---------- RECORDS SHOWN ----------
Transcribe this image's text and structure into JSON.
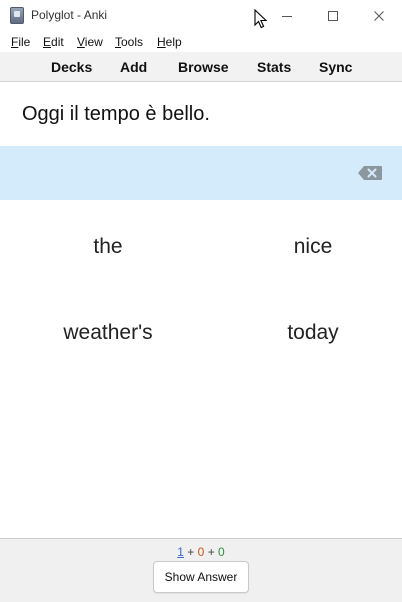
{
  "window": {
    "title": "Polyglot - Anki"
  },
  "menu": [
    {
      "underline": "F",
      "rest": "ile"
    },
    {
      "underline": "E",
      "rest": "dit"
    },
    {
      "underline": "V",
      "rest": "iew"
    },
    {
      "underline": "T",
      "rest": "ools"
    },
    {
      "underline": "H",
      "rest": "elp"
    }
  ],
  "toolbar": {
    "decks": "Decks",
    "add": "Add",
    "browse": "Browse",
    "stats": "Stats",
    "sync": "Sync"
  },
  "card": {
    "sentence": "Oggi il tempo è bello.",
    "answer_band_color": "#d3ebfa",
    "backspace_icon": "backspace-icon",
    "words": [
      "the",
      "nice",
      "weather's",
      "today"
    ]
  },
  "bottom": {
    "count_new": "1",
    "plus": "+",
    "count_learn": "0",
    "count_review": "0",
    "show_answer": "Show Answer"
  }
}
----------
EXERCISE GOAL:
Transcribe the records above exactly, omitting every picture they contain.

THE COMPLETED TASK:
Transcribe this image's text and structure into JSON.
{
  "window": {
    "title": "Polyglot - Anki"
  },
  "menu": [
    {
      "underline": "F",
      "rest": "ile"
    },
    {
      "underline": "E",
      "rest": "dit"
    },
    {
      "underline": "V",
      "rest": "iew"
    },
    {
      "underline": "T",
      "rest": "ools"
    },
    {
      "underline": "H",
      "rest": "elp"
    }
  ],
  "toolbar": {
    "decks": "Decks",
    "add": "Add",
    "browse": "Browse",
    "stats": "Stats",
    "sync": "Sync"
  },
  "card": {
    "sentence": "Oggi il tempo è bello.",
    "answer_band_color": "#d3ebfa",
    "backspace_icon": "backspace-icon",
    "words": [
      "the",
      "nice",
      "weather's",
      "today"
    ]
  },
  "bottom": {
    "count_new": "1",
    "plus": "+",
    "count_learn": "0",
    "count_review": "0",
    "show_answer": "Show Answer"
  }
}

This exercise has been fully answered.